Among these lines, how many include "Reports"? Answer only with the number.

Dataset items
>>>

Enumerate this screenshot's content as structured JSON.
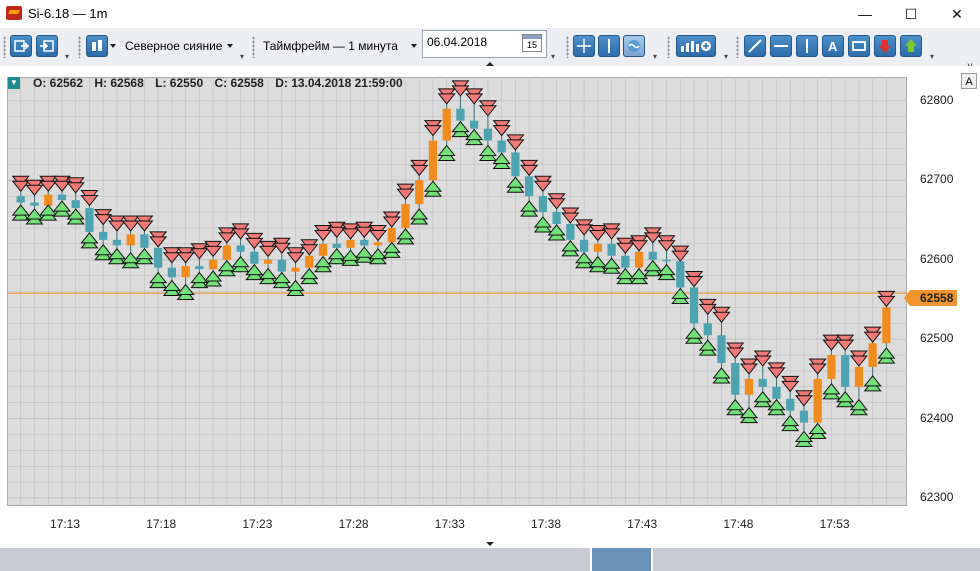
{
  "window": {
    "title": "Si-6.18 — 1m",
    "minimize": "—",
    "maximize": "☐",
    "close": "✕"
  },
  "toolbar": {
    "style_combo": "Северное сияние",
    "timeframe_combo": "Таймфрейм — 1 минута",
    "date_value": "06.04.2018",
    "calendar_day": "15",
    "side_label": "v"
  },
  "chart_header": {
    "open": "O: 62562",
    "high": "H: 62568",
    "low": "L: 62550",
    "close": "C: 62558",
    "date": "D: 13.04.2018 21:59:00",
    "autoscale": "A"
  },
  "chart_data": {
    "type": "candlestick",
    "y_ticks": [
      "62800",
      "62700",
      "62600",
      "62500",
      "62400",
      "62300"
    ],
    "x_ticks": [
      "17:13",
      "17:18",
      "17:23",
      "17:28",
      "17:33",
      "17:38",
      "17:43",
      "17:48",
      "17:53"
    ],
    "ylim": [
      62290,
      62830
    ],
    "current_price": "62558",
    "colors": {
      "up": "#f08c1e",
      "down": "#4da3b0",
      "grid": "#c0c0c0",
      "bg": "#dcdcdc",
      "arrow_up": "#73e07a",
      "arrow_down": "#f07a78",
      "price_line": "#f08c1e"
    },
    "candles": [
      [
        62680,
        62690,
        62665,
        62672
      ],
      [
        62672,
        62685,
        62660,
        62668
      ],
      [
        62668,
        62690,
        62665,
        62682
      ],
      [
        62682,
        62690,
        62670,
        62675
      ],
      [
        62675,
        62688,
        62660,
        62665
      ],
      [
        62665,
        62672,
        62630,
        62635
      ],
      [
        62635,
        62648,
        62615,
        62625
      ],
      [
        62625,
        62640,
        62610,
        62618
      ],
      [
        62618,
        62640,
        62605,
        62632
      ],
      [
        62632,
        62640,
        62610,
        62615
      ],
      [
        62615,
        62620,
        62580,
        62590
      ],
      [
        62590,
        62600,
        62570,
        62578
      ],
      [
        62578,
        62600,
        62565,
        62592
      ],
      [
        62592,
        62605,
        62580,
        62588
      ],
      [
        62588,
        62608,
        62582,
        62600
      ],
      [
        62600,
        62625,
        62595,
        62618
      ],
      [
        62618,
        62630,
        62600,
        62610
      ],
      [
        62610,
        62618,
        62590,
        62595
      ],
      [
        62595,
        62608,
        62585,
        62600
      ],
      [
        62600,
        62612,
        62580,
        62585
      ],
      [
        62585,
        62600,
        62570,
        62590
      ],
      [
        62590,
        62610,
        62585,
        62605
      ],
      [
        62605,
        62628,
        62600,
        62620
      ],
      [
        62620,
        62632,
        62610,
        62615
      ],
      [
        62615,
        62630,
        62608,
        62625
      ],
      [
        62625,
        62632,
        62612,
        62618
      ],
      [
        62618,
        62628,
        62610,
        62622
      ],
      [
        62622,
        62645,
        62618,
        62640
      ],
      [
        62640,
        62680,
        62635,
        62670
      ],
      [
        62670,
        62710,
        62660,
        62700
      ],
      [
        62700,
        62760,
        62695,
        62750
      ],
      [
        62750,
        62800,
        62740,
        62790
      ],
      [
        62790,
        62810,
        62770,
        62775
      ],
      [
        62775,
        62800,
        62760,
        62765
      ],
      [
        62765,
        62785,
        62740,
        62750
      ],
      [
        62750,
        62760,
        62730,
        62735
      ],
      [
        62735,
        62742,
        62700,
        62705
      ],
      [
        62705,
        62710,
        62670,
        62680
      ],
      [
        62680,
        62690,
        62650,
        62660
      ],
      [
        62660,
        62668,
        62640,
        62645
      ],
      [
        62645,
        62650,
        62620,
        62625
      ],
      [
        62625,
        62635,
        62605,
        62610
      ],
      [
        62610,
        62628,
        62600,
        62620
      ],
      [
        62620,
        62630,
        62598,
        62605
      ],
      [
        62605,
        62612,
        62585,
        62590
      ],
      [
        62590,
        62615,
        62585,
        62610
      ],
      [
        62610,
        62625,
        62595,
        62600
      ],
      [
        62600,
        62615,
        62590,
        62598
      ],
      [
        62598,
        62602,
        62560,
        62565
      ],
      [
        62565,
        62570,
        62510,
        62520
      ],
      [
        62520,
        62535,
        62495,
        62505
      ],
      [
        62505,
        62525,
        62460,
        62470
      ],
      [
        62470,
        62480,
        62420,
        62430
      ],
      [
        62430,
        62460,
        62410,
        62450
      ],
      [
        62450,
        62470,
        62430,
        62440
      ],
      [
        62440,
        62455,
        62420,
        62425
      ],
      [
        62425,
        62438,
        62400,
        62410
      ],
      [
        62410,
        62420,
        62380,
        62395
      ],
      [
        62395,
        62460,
        62390,
        62450
      ],
      [
        62450,
        62490,
        62440,
        62480
      ],
      [
        62480,
        62490,
        62430,
        62440
      ],
      [
        62440,
        62470,
        62420,
        62465
      ],
      [
        62465,
        62500,
        62450,
        62495
      ],
      [
        62495,
        62545,
        62485,
        62540
      ]
    ]
  }
}
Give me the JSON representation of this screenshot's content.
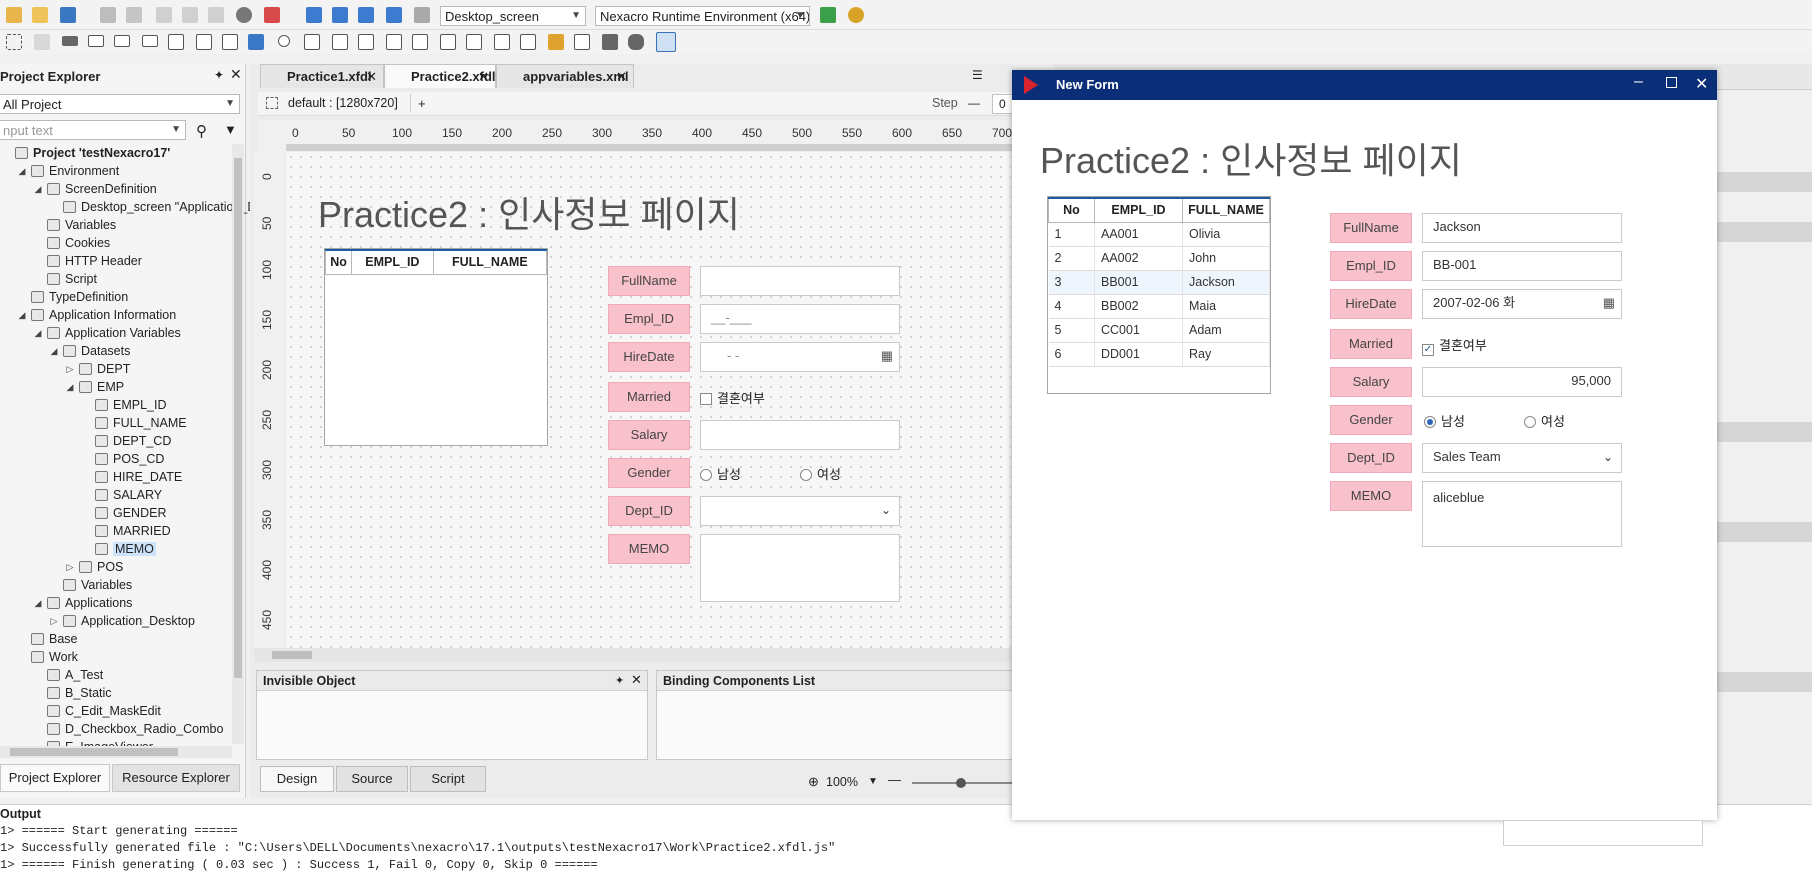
{
  "toolbar": {
    "screen_combo": "Desktop_screen",
    "runtime_combo": "Nexacro Runtime Environment (x64)"
  },
  "project_explorer": {
    "title": "Project Explorer",
    "filter": "All Project",
    "search_placeholder": "nput text",
    "tree": [
      {
        "label": "Project 'testNexacro17'",
        "indent": 0
      },
      {
        "label": "Environment",
        "indent": 1
      },
      {
        "label": "ScreenDefinition",
        "indent": 2
      },
      {
        "label": "Desktop_screen \"Application_D",
        "indent": 3
      },
      {
        "label": "Variables",
        "indent": 2
      },
      {
        "label": "Cookies",
        "indent": 2
      },
      {
        "label": "HTTP Header",
        "indent": 2
      },
      {
        "label": "Script",
        "indent": 2
      },
      {
        "label": "TypeDefinition",
        "indent": 1
      },
      {
        "label": "Application Information",
        "indent": 1
      },
      {
        "label": "Application Variables",
        "indent": 2
      },
      {
        "label": "Datasets",
        "indent": 3
      },
      {
        "label": "DEPT",
        "indent": 4
      },
      {
        "label": "EMP",
        "indent": 4
      },
      {
        "label": "EMPL_ID",
        "indent": 5
      },
      {
        "label": "FULL_NAME",
        "indent": 5
      },
      {
        "label": "DEPT_CD",
        "indent": 5
      },
      {
        "label": "POS_CD",
        "indent": 5
      },
      {
        "label": "HIRE_DATE",
        "indent": 5
      },
      {
        "label": "SALARY",
        "indent": 5
      },
      {
        "label": "GENDER",
        "indent": 5
      },
      {
        "label": "MARRIED",
        "indent": 5
      },
      {
        "label": "MEMO",
        "indent": 5
      },
      {
        "label": "POS",
        "indent": 4
      },
      {
        "label": "Variables",
        "indent": 3
      },
      {
        "label": "Applications",
        "indent": 2
      },
      {
        "label": "Application_Desktop",
        "indent": 3
      },
      {
        "label": "Base",
        "indent": 1
      },
      {
        "label": "Work",
        "indent": 1
      },
      {
        "label": "A_Test",
        "indent": 2
      },
      {
        "label": "B_Static",
        "indent": 2
      },
      {
        "label": "C_Edit_MaskEdit",
        "indent": 2
      },
      {
        "label": "D_Checkbox_Radio_Combo",
        "indent": 2
      },
      {
        "label": "E_ImageViewer",
        "indent": 2
      }
    ],
    "bottom_tabs": [
      "Project Explorer",
      "Resource Explorer"
    ]
  },
  "editor": {
    "tabs": [
      "Practice1.xfdl",
      "Practice2.xfdl",
      "appvariables.xml"
    ],
    "screen_label": "default : [1280x720]",
    "plus": "+",
    "step_label": "Step",
    "step_value": "0",
    "ruler_h": [
      "0",
      "50",
      "100",
      "150",
      "200",
      "250",
      "300",
      "350",
      "400",
      "450",
      "500",
      "550",
      "600",
      "650",
      "700"
    ],
    "ruler_v": [
      "0",
      "50",
      "100",
      "150",
      "200",
      "250",
      "300",
      "350",
      "400",
      "450"
    ],
    "bottom_tabs": [
      "Design",
      "Source",
      "Script"
    ],
    "zoom": "100%"
  },
  "design_form": {
    "title": "Practice2 : 인사정보 페이지",
    "grid_headers": [
      "No",
      "EMPL_ID",
      "FULL_NAME"
    ],
    "labels": [
      "FullName",
      "Empl_ID",
      "HireDate",
      "Married",
      "Salary",
      "Gender",
      "Dept_ID",
      "MEMO"
    ],
    "empl_mask": "__-___",
    "date_mask": "-  -",
    "married_text": "결혼여부",
    "gender_male": "남성",
    "gender_female": "여성"
  },
  "panels": {
    "invisible_object": "Invisible Object",
    "binding_list": "Binding Components List"
  },
  "output": {
    "title": "Output",
    "lines": [
      "1> ====== Start generating ======",
      "1> Successfully generated file : \"C:\\Users\\DELL\\Documents\\nexacro\\17.1\\outputs\\testNexacro17\\Work\\Practice2.xfdl.js\"",
      "1> ====== Finish generating ( 0.03 sec ) : Success 1, Fail 0, Copy 0, Skip 0 ======"
    ]
  },
  "runtime_window": {
    "title": "New Form",
    "form_title": "Practice2 : 인사정보 페이지",
    "grid_headers": [
      "No",
      "EMPL_ID",
      "FULL_NAME"
    ],
    "grid_rows": [
      [
        "1",
        "AA001",
        "Olivia"
      ],
      [
        "2",
        "AA002",
        "John"
      ],
      [
        "3",
        "BB001",
        "Jackson"
      ],
      [
        "4",
        "BB002",
        "Maia"
      ],
      [
        "5",
        "CC001",
        "Adam"
      ],
      [
        "6",
        "DD001",
        "Ray"
      ]
    ],
    "labels": [
      "FullName",
      "Empl_ID",
      "HireDate",
      "Married",
      "Salary",
      "Gender",
      "Dept_ID",
      "MEMO"
    ],
    "fullname": "Jackson",
    "empl_id": "BB-001",
    "hire_date": "2007-02-06 화",
    "married_text": "결혼여부",
    "married_checked": true,
    "salary": "95,000",
    "gender_male": "남성",
    "gender_female": "여성",
    "gender_selected": "남성",
    "dept": "Sales Team",
    "memo": "aliceblue",
    "title_bar_color": "#0b2e79"
  }
}
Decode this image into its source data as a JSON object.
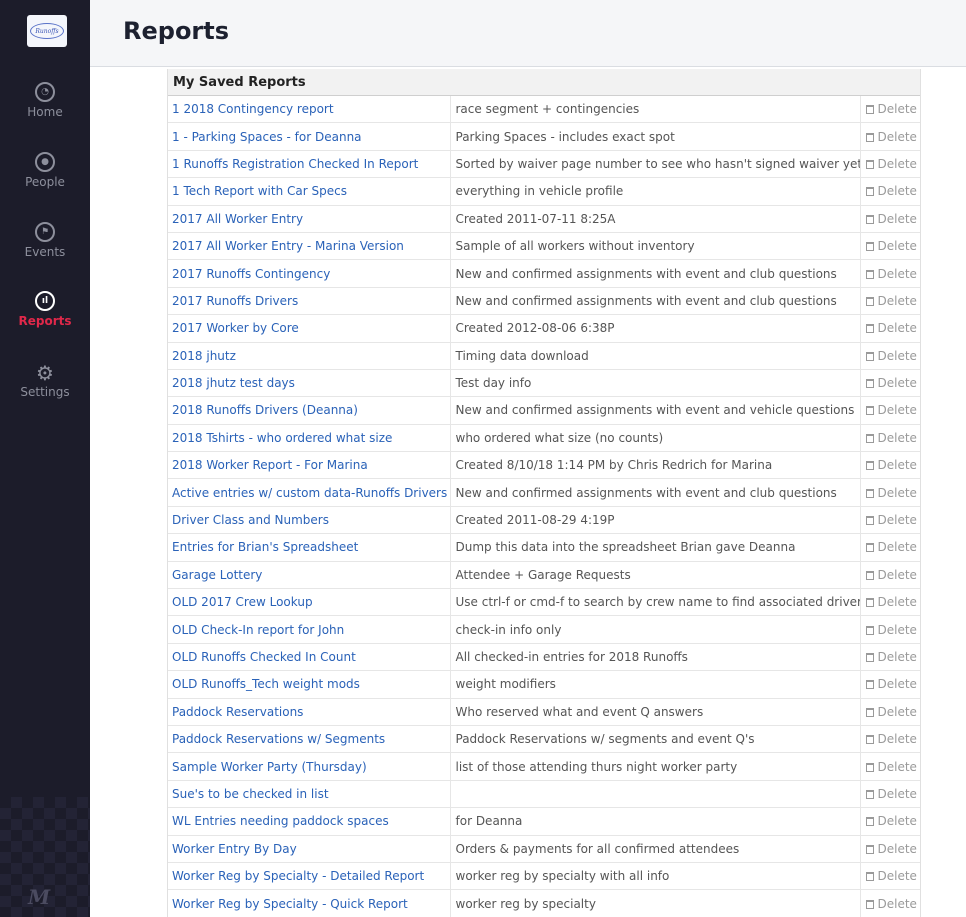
{
  "sidebar": {
    "logo_text": "Runoffs",
    "items": [
      {
        "label": "Home",
        "icon": "gauge-icon",
        "glyph": "◔"
      },
      {
        "label": "People",
        "icon": "person-icon",
        "glyph": "●"
      },
      {
        "label": "Events",
        "icon": "flag-icon",
        "glyph": "⚑"
      },
      {
        "label": "Reports",
        "icon": "bar-chart-icon",
        "glyph": "ıl"
      },
      {
        "label": "Settings",
        "icon": "gear-icon",
        "glyph": "⚙"
      }
    ],
    "bottom_logo": "M",
    "active_color": "#e0284a"
  },
  "header": {
    "title": "Reports"
  },
  "table": {
    "heading": "My Saved Reports",
    "delete_label": "Delete",
    "rows": [
      {
        "name": "1 2018 Contingency report",
        "desc": "race segment + contingencies"
      },
      {
        "name": "1 - Parking Spaces - for Deanna",
        "desc": "Parking Spaces - includes exact spot"
      },
      {
        "name": "1 Runoffs Registration Checked In Report",
        "desc": "Sorted by waiver page number to see who hasn't signed waiver yet"
      },
      {
        "name": "1 Tech Report with Car Specs",
        "desc": "everything in vehicle profile"
      },
      {
        "name": "2017 All Worker Entry",
        "desc": "Created 2011-07-11 8:25A"
      },
      {
        "name": "2017 All Worker Entry - Marina Version",
        "desc": "Sample of all workers without inventory"
      },
      {
        "name": "2017 Runoffs Contingency",
        "desc": "New and confirmed assignments with event and club questions"
      },
      {
        "name": "2017 Runoffs Drivers",
        "desc": "New and confirmed assignments with event and club questions"
      },
      {
        "name": "2017 Worker by Core",
        "desc": "Created 2012-08-06 6:38P"
      },
      {
        "name": "2018 jhutz",
        "desc": "Timing data download"
      },
      {
        "name": "2018 jhutz test days",
        "desc": "Test day info"
      },
      {
        "name": "2018 Runoffs Drivers (Deanna)",
        "desc": "New and confirmed assignments with event and vehicle questions"
      },
      {
        "name": "2018 Tshirts - who ordered what size",
        "desc": "who ordered what size (no counts)"
      },
      {
        "name": "2018 Worker Report - For Marina",
        "desc": "Created 8/10/18 1:14 PM by Chris Redrich for Marina"
      },
      {
        "name": "Active entries w/ custom data-Runoffs Drivers",
        "desc": "New and confirmed assignments with event and club questions"
      },
      {
        "name": "Driver Class and Numbers",
        "desc": "Created 2011-08-29 4:19P"
      },
      {
        "name": "Entries for Brian's Spreadsheet",
        "desc": "Dump this data into the spreadsheet Brian gave Deanna"
      },
      {
        "name": "Garage Lottery",
        "desc": "Attendee + Garage Requests"
      },
      {
        "name": "OLD 2017 Crew Lookup",
        "desc": "Use ctrl-f or cmd-f to search by crew name to find associated driver"
      },
      {
        "name": "OLD Check-In report for John",
        "desc": "check-in info only"
      },
      {
        "name": "OLD Runoffs Checked In Count",
        "desc": "All checked-in entries for 2018 Runoffs"
      },
      {
        "name": "OLD Runoffs_Tech weight mods",
        "desc": "weight modifiers"
      },
      {
        "name": "Paddock Reservations",
        "desc": "Who reserved what and event Q answers"
      },
      {
        "name": "Paddock Reservations w/ Segments",
        "desc": "Paddock Reservations w/ segments and event Q's"
      },
      {
        "name": "Sample Worker Party (Thursday)",
        "desc": "list of those attending thurs night worker party"
      },
      {
        "name": "Sue's to be checked in list",
        "desc": ""
      },
      {
        "name": "WL Entries needing paddock spaces",
        "desc": "for Deanna"
      },
      {
        "name": "Worker Entry By Day",
        "desc": "Orders & payments for all confirmed attendees"
      },
      {
        "name": "Worker Reg by Specialty - Detailed Report",
        "desc": "worker reg by specialty with all info"
      },
      {
        "name": "Worker Reg by Specialty - Quick Report",
        "desc": "worker reg by specialty"
      }
    ]
  }
}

<<<

> **Task result**
3